Source records
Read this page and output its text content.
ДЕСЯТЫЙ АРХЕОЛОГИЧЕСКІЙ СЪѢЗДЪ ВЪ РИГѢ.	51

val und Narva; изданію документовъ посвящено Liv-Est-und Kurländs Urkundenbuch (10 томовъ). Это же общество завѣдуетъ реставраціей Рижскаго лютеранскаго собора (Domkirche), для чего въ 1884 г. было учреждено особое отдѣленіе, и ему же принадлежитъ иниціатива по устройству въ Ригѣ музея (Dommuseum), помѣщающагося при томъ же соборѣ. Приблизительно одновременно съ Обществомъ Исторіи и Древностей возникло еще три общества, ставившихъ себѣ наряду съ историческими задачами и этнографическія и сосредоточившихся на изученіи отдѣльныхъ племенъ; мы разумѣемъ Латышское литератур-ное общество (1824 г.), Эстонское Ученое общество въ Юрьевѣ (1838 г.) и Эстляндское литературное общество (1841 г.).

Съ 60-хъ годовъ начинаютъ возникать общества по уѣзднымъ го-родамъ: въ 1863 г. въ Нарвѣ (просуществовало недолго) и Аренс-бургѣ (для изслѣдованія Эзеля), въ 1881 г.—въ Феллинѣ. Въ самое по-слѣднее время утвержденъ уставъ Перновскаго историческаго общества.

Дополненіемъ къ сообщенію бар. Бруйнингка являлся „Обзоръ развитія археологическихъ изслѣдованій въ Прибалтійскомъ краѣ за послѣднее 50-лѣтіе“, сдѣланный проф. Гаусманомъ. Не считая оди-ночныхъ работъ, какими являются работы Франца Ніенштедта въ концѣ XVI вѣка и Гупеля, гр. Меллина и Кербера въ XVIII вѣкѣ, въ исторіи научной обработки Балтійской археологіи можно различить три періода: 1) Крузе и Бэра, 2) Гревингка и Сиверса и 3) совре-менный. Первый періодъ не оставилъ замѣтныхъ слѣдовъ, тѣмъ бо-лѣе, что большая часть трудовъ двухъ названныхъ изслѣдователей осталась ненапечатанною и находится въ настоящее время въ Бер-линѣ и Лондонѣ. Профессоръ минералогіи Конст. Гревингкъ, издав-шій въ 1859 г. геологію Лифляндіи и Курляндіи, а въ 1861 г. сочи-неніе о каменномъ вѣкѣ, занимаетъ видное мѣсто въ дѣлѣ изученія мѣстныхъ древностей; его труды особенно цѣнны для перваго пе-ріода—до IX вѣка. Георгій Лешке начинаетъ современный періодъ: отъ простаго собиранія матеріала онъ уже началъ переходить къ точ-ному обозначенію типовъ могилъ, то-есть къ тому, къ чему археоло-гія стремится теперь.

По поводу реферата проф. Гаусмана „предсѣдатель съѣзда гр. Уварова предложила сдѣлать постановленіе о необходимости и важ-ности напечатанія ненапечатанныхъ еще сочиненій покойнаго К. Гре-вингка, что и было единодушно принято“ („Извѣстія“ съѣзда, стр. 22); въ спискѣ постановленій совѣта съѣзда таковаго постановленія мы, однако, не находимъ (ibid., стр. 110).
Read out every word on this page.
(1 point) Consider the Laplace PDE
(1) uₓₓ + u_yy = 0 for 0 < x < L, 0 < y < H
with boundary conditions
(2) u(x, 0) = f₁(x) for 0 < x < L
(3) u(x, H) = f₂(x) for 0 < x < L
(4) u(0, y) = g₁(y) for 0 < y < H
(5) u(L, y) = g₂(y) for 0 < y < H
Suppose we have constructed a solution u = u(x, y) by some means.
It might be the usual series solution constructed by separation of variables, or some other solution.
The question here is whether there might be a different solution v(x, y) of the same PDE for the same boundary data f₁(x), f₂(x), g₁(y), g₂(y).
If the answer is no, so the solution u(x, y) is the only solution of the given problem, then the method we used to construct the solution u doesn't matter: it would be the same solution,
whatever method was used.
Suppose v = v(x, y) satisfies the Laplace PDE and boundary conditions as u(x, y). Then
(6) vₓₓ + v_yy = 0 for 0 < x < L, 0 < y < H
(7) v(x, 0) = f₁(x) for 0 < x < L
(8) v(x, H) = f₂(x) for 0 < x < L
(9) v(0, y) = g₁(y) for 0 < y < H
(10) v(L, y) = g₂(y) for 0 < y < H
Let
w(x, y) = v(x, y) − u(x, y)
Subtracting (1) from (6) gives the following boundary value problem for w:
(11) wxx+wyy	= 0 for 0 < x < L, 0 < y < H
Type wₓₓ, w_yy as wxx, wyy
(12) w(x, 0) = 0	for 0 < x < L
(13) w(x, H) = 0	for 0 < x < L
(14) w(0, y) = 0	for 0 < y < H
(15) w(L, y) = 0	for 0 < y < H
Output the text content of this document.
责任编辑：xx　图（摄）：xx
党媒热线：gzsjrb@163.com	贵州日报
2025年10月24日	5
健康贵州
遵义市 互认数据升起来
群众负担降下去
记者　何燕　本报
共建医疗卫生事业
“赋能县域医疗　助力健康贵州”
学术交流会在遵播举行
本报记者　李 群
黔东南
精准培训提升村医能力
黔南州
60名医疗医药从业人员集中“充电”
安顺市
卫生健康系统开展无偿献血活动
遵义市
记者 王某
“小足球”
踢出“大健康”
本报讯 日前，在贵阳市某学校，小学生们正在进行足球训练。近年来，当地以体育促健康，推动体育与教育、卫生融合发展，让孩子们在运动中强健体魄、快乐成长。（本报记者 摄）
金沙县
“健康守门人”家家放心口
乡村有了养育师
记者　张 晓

- YOUR OBJECTIVE
Find the lines above that contain the word "problem" and collect them.

- EXPECTED ANSWER
If the answer is no, so the solution u(x, y) is the only solution of the given problem, then the method we used to construct the solution u doesn't matter: it would be the same solution,
Subtracting (1) from (6) gives the following boundary value problem for w:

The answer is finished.